**WRITTEN REQUEST**
Can the data below be echoed back word for word?
— Start EXTRACTED ENTRIES —
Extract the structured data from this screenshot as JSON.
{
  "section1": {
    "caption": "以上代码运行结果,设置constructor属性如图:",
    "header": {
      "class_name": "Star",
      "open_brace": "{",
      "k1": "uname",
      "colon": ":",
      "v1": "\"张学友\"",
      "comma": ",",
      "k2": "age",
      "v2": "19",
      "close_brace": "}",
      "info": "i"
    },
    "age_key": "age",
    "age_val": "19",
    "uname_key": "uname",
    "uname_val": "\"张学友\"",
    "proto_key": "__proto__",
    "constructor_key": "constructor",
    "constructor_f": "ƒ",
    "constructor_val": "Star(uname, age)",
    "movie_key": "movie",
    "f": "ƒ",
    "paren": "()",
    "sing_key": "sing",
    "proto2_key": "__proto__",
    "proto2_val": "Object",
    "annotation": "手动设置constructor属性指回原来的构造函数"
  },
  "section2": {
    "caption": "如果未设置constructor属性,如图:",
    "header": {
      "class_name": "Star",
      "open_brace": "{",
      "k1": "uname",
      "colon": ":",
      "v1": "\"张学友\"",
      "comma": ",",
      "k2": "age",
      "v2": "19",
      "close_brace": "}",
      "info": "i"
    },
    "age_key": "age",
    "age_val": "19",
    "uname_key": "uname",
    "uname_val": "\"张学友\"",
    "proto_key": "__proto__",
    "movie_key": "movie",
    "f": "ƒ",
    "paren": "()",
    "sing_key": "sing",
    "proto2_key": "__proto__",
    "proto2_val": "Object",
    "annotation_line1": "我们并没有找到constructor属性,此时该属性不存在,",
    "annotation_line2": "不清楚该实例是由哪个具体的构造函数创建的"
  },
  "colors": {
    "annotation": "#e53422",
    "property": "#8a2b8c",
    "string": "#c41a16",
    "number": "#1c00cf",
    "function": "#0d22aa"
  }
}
— End EXTRACTED ENTRIES —
**SOLUTION**
Extract the structured data from this screenshot as JSON.
{
  "section1": {
    "caption": "以上代码运行结果,设置constructor属性如图:",
    "header": {
      "class_name": "Star",
      "open_brace": "{",
      "k1": "uname",
      "colon": ":",
      "v1": "\"张学友\"",
      "comma": ",",
      "k2": "age",
      "v2": "19",
      "close_brace": "}",
      "info": "i"
    },
    "age_key": "age",
    "age_val": "19",
    "uname_key": "uname",
    "uname_val": "\"张学友\"",
    "proto_key": "__proto__",
    "constructor_key": "constructor",
    "constructor_f": "ƒ",
    "constructor_val": "Star(uname, age)",
    "movie_key": "movie",
    "f": "ƒ",
    "paren": "()",
    "sing_key": "sing",
    "proto2_key": "__proto__",
    "proto2_val": "Object",
    "annotation": "手动设置constructor属性指回原来的构造函数"
  },
  "section2": {
    "caption": "如果未设置constructor属性,如图:",
    "header": {
      "class_name": "Star",
      "open_brace": "{",
      "k1": "uname",
      "colon": ":",
      "v1": "\"张学友\"",
      "comma": ",",
      "k2": "age",
      "v2": "19",
      "close_brace": "}",
      "info": "i"
    },
    "age_key": "age",
    "age_val": "19",
    "uname_key": "uname",
    "uname_val": "\"张学友\"",
    "proto_key": "__proto__",
    "movie_key": "movie",
    "f": "ƒ",
    "paren": "()",
    "sing_key": "sing",
    "proto2_key": "__proto__",
    "proto2_val": "Object",
    "annotation_line1": "我们并没有找到constructor属性,此时该属性不存在,",
    "annotation_line2": "不清楚该实例是由哪个具体的构造函数创建的"
  },
  "colors": {
    "annotation": "#e53422",
    "property": "#8a2b8c",
    "string": "#c41a16",
    "number": "#1c00cf",
    "function": "#0d22aa"
  }
}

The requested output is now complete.